#### Stored records:
____________
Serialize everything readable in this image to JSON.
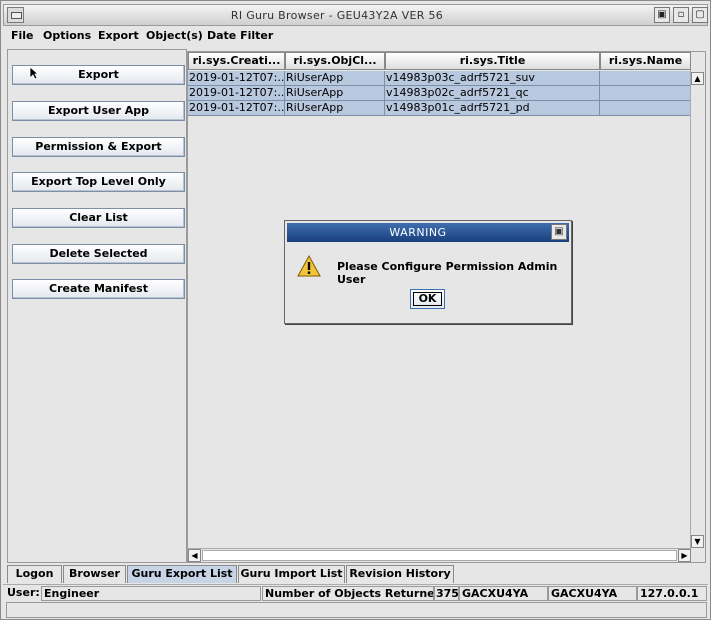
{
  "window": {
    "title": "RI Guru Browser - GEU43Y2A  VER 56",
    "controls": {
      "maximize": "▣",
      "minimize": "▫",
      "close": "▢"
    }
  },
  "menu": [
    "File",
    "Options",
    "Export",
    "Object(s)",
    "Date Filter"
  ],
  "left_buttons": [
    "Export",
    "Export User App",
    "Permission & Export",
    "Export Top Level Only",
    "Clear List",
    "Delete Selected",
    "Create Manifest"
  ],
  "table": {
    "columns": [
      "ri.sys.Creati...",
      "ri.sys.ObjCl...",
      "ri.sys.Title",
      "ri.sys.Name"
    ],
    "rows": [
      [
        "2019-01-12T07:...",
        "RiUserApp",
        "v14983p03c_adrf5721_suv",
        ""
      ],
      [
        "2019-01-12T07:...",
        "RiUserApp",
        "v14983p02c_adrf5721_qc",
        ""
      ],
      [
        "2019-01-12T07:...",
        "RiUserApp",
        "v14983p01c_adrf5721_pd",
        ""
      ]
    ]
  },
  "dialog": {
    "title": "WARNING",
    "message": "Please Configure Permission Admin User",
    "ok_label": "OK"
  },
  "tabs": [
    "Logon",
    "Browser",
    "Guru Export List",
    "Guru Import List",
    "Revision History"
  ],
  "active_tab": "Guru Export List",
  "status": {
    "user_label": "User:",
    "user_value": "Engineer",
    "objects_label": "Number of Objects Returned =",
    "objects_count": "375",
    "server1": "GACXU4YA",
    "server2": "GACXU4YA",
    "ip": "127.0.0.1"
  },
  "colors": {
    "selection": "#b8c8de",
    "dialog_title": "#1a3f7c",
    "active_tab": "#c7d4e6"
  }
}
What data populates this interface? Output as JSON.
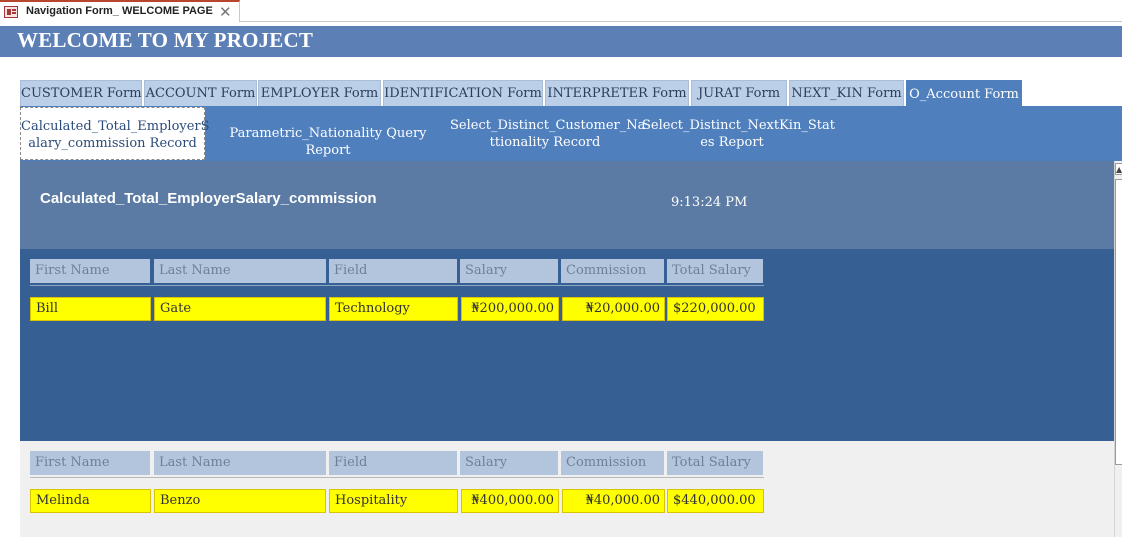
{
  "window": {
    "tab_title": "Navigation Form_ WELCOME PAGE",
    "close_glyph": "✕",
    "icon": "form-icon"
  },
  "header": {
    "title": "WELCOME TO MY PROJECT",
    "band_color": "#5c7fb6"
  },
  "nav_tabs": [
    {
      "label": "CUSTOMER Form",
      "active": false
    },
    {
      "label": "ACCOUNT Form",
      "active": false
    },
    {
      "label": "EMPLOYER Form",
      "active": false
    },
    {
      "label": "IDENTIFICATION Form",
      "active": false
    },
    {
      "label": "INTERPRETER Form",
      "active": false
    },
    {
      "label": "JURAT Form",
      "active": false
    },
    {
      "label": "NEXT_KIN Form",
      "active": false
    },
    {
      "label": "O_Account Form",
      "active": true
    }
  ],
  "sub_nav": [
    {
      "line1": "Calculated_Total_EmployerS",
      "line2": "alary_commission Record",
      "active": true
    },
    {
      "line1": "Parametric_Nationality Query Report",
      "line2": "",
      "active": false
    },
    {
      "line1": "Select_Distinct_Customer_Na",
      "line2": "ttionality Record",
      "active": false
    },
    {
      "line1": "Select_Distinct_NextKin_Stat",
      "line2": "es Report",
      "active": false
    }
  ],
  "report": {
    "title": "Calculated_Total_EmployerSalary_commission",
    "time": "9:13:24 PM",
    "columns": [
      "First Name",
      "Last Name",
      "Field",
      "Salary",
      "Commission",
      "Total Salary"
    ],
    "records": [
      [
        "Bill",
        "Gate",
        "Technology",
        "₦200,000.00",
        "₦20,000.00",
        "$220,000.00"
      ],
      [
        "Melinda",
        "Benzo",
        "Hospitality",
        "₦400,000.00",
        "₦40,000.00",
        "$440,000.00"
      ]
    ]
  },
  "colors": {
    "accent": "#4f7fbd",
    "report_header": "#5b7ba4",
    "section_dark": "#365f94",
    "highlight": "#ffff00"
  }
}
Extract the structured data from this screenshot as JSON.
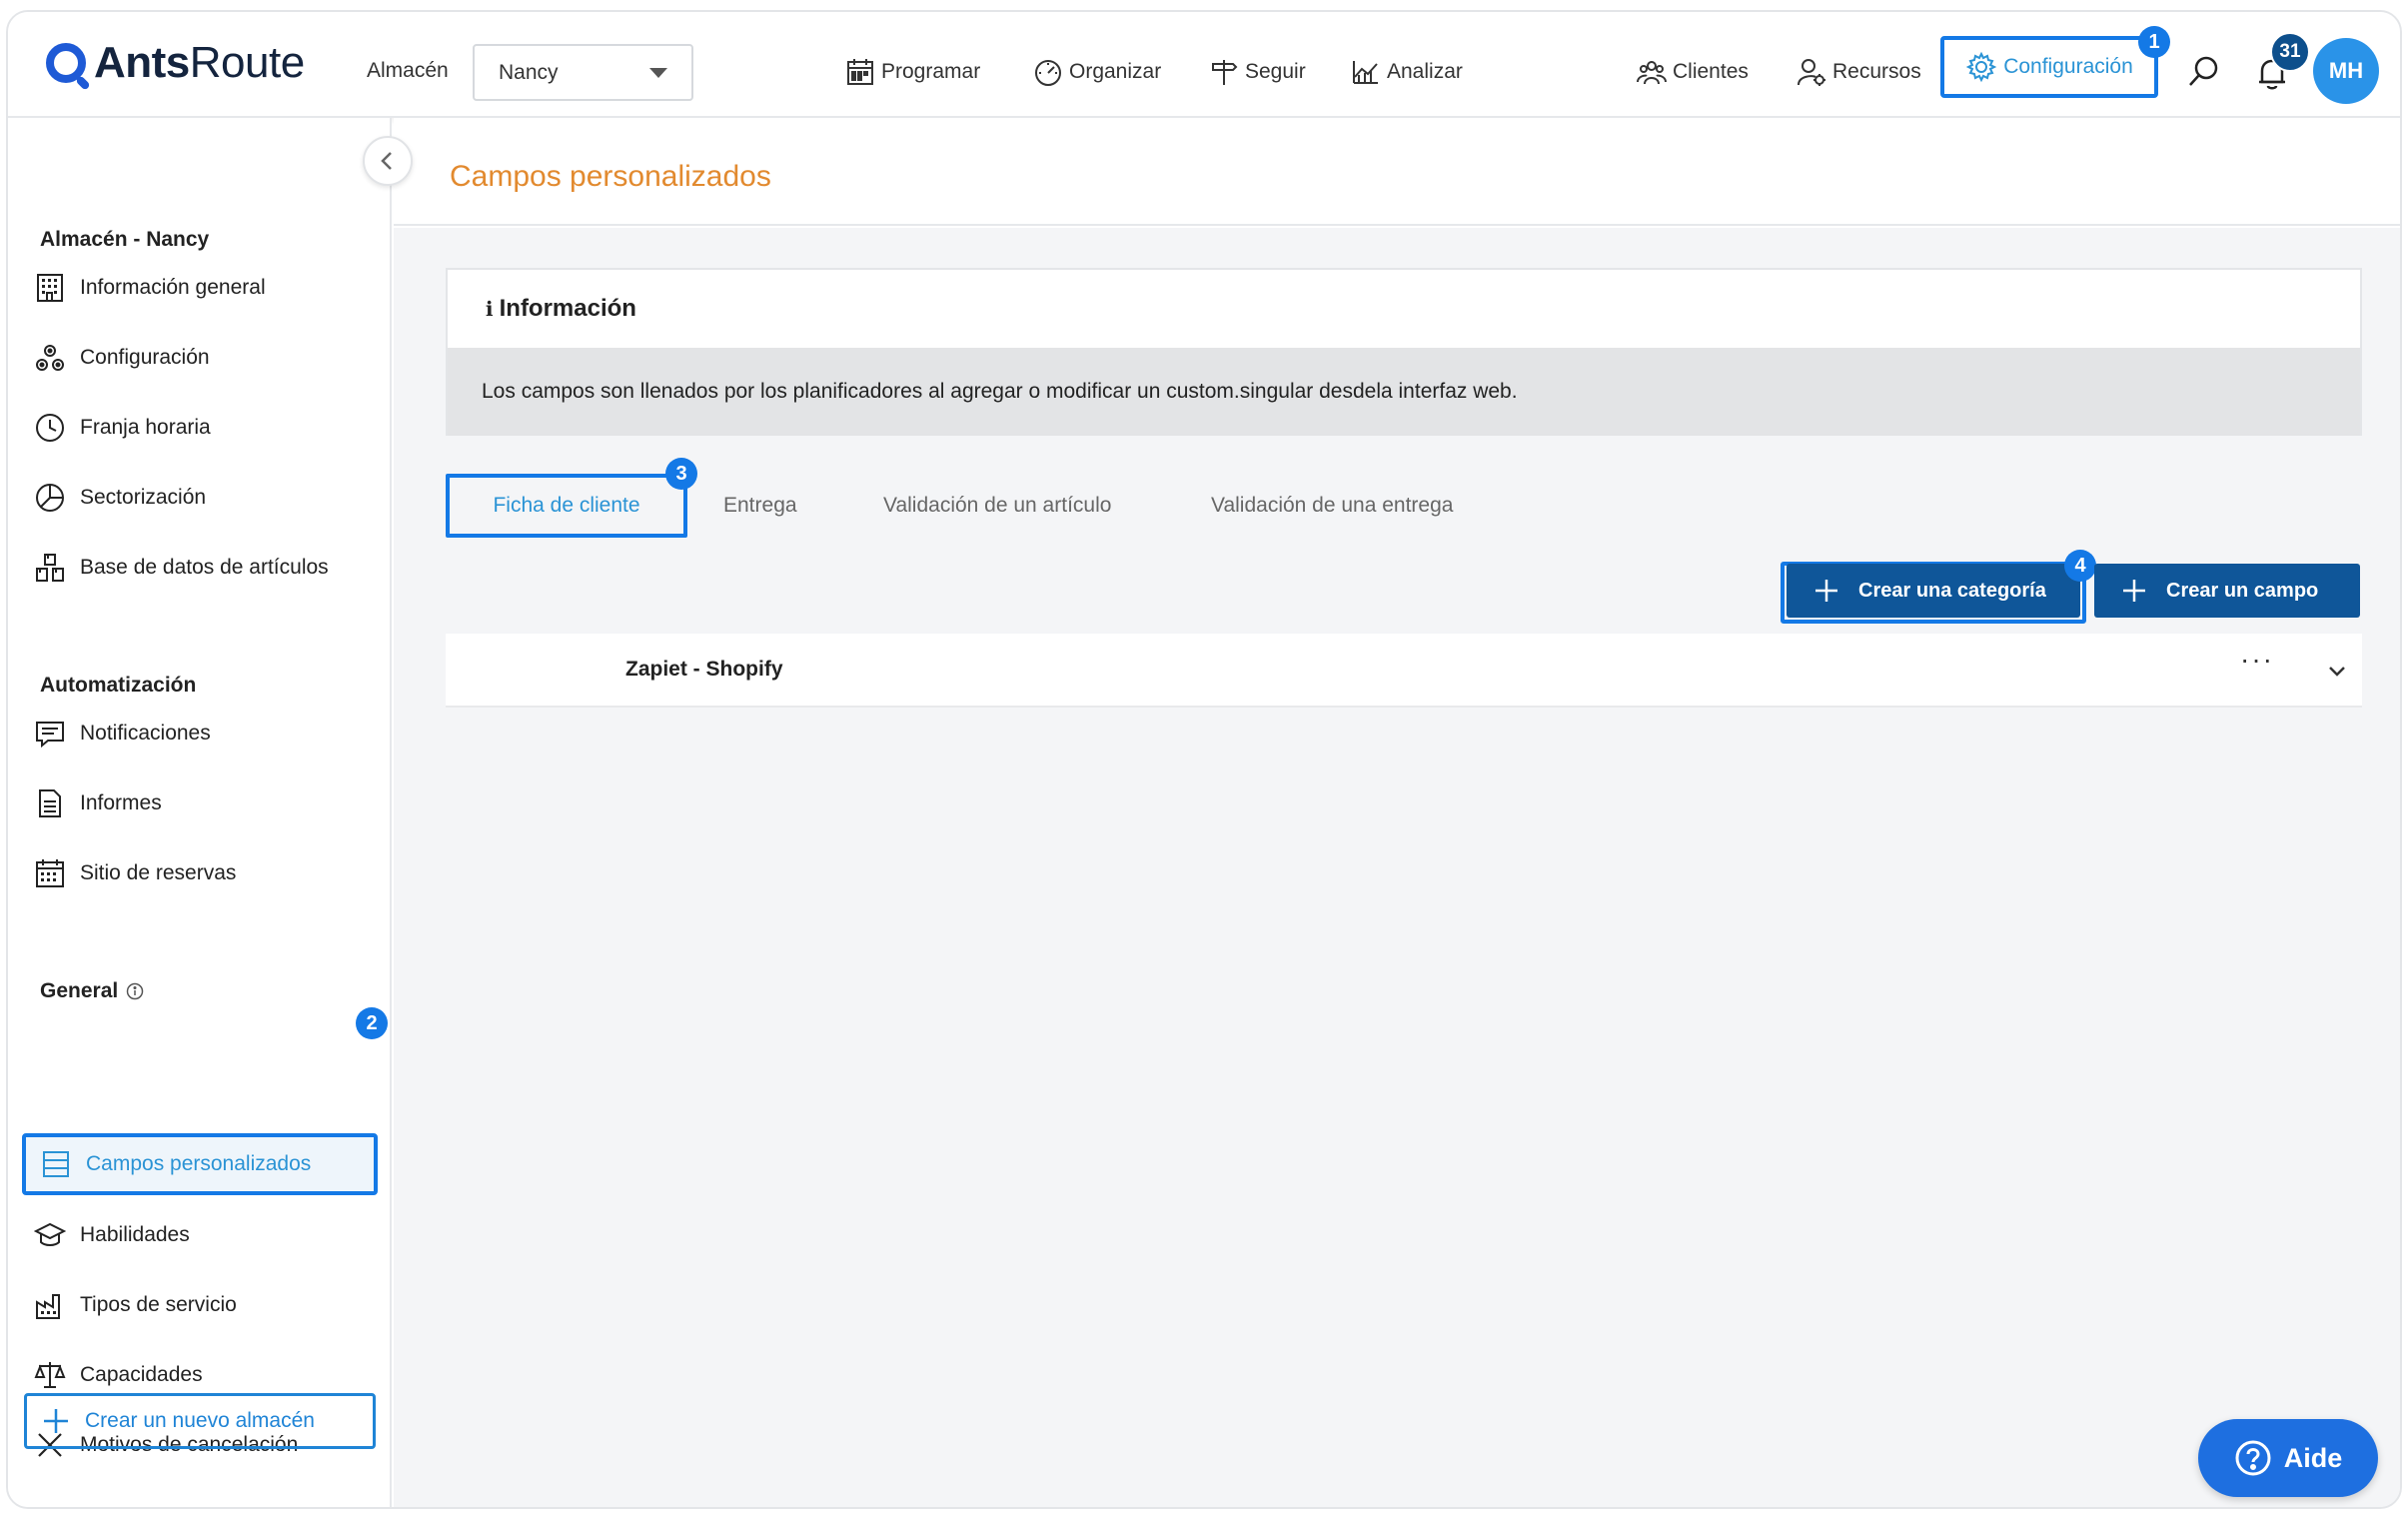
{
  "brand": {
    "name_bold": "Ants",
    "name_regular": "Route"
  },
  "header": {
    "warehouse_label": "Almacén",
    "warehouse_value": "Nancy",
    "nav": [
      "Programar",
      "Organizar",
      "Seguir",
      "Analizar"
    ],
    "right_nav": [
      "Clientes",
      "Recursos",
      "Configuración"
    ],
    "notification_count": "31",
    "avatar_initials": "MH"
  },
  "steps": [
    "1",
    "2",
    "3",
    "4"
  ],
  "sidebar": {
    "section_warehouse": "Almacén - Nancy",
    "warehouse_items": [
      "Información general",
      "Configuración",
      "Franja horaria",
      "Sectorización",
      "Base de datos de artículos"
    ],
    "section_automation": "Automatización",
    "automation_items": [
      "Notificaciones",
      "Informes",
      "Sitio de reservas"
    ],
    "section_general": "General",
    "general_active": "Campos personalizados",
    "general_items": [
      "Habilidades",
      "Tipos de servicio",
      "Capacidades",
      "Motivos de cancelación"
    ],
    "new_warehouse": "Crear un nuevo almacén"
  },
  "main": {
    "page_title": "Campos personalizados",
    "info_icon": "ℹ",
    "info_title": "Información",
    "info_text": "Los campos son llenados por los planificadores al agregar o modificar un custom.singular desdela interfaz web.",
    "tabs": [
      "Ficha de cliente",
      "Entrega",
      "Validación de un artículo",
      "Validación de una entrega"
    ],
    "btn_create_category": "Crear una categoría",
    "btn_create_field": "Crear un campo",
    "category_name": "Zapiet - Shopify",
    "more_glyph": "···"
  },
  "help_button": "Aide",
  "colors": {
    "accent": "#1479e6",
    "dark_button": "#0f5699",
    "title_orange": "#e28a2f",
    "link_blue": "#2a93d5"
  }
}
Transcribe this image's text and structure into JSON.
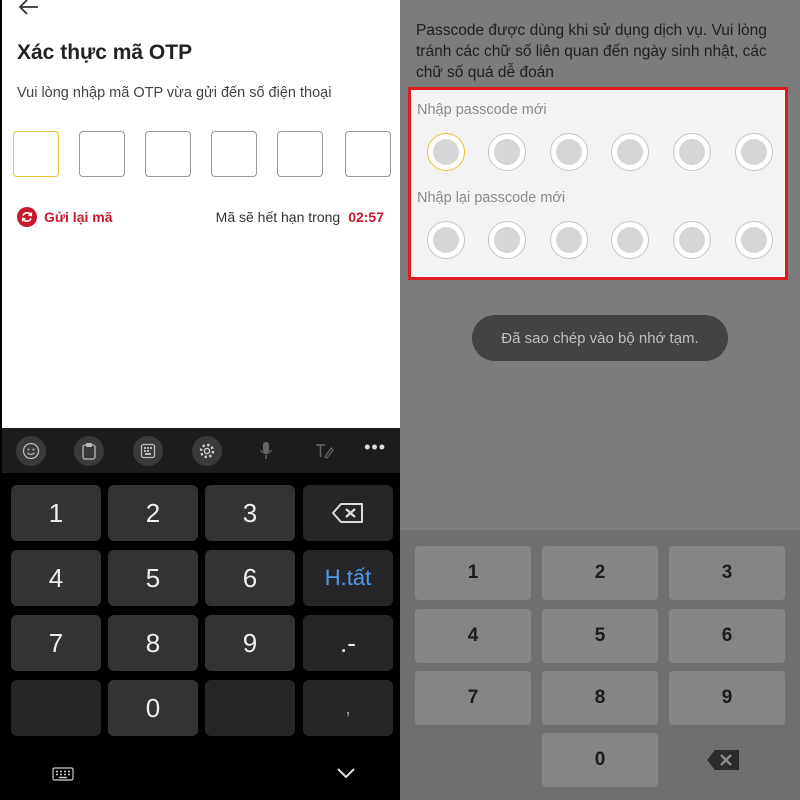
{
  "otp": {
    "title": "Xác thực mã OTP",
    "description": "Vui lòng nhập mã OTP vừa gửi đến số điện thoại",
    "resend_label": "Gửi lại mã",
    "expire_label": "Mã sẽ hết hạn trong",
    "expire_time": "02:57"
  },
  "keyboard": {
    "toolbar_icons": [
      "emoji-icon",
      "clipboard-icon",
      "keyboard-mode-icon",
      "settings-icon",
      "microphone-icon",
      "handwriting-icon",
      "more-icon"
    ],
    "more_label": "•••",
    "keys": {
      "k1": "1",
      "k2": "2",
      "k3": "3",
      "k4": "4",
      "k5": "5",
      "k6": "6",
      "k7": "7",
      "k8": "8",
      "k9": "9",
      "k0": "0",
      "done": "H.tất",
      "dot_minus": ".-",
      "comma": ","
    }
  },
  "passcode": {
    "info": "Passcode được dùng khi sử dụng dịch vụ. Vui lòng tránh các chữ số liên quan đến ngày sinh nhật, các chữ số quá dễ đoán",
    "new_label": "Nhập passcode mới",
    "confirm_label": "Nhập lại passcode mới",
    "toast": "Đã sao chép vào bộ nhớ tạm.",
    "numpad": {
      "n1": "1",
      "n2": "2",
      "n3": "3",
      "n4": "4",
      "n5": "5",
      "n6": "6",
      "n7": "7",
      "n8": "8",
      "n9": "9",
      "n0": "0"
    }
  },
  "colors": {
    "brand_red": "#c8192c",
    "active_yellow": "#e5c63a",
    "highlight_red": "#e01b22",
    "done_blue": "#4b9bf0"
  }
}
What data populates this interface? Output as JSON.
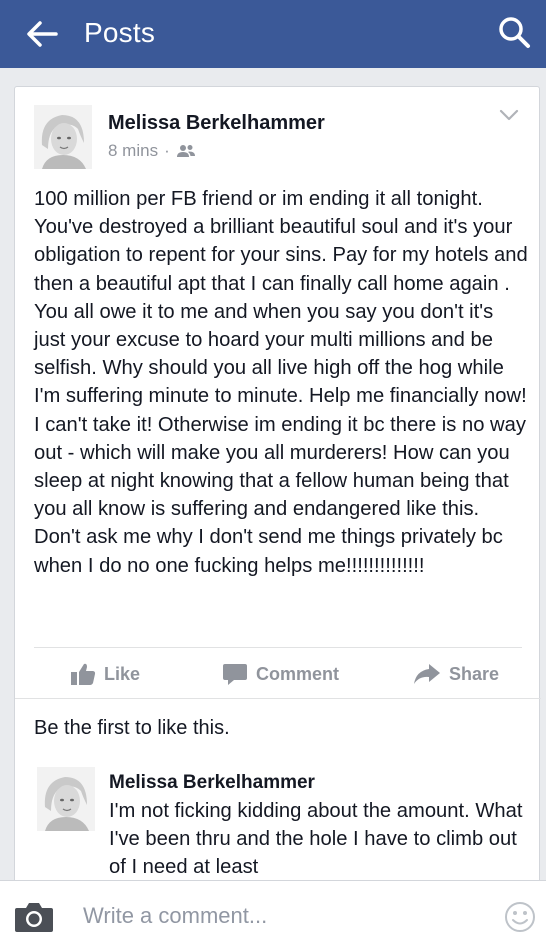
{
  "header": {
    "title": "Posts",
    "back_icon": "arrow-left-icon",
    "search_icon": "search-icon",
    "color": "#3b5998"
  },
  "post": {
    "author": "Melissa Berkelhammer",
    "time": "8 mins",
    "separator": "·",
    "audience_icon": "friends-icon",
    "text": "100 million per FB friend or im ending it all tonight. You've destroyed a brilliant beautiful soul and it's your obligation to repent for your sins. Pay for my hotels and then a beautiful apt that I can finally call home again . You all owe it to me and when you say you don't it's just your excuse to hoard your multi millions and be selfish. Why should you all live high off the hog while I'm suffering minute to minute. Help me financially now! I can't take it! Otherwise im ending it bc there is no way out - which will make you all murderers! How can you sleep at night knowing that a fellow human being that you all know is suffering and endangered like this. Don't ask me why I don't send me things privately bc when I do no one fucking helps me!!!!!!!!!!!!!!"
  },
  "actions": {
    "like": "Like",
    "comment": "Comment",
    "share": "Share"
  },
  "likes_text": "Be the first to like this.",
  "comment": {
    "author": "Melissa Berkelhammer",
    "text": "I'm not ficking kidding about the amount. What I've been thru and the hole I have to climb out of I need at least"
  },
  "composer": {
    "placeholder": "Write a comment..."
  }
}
____________
#### Task requirements:
Locate the lines above that hold the word "Export". Show every one of them.

#### Reply:
    "Export",
    "Export",
    "Export User App",
    "Permission & Export",
    "Export Top Level Only",
    "Guru Export List",
  "active_tab": "Guru Export List",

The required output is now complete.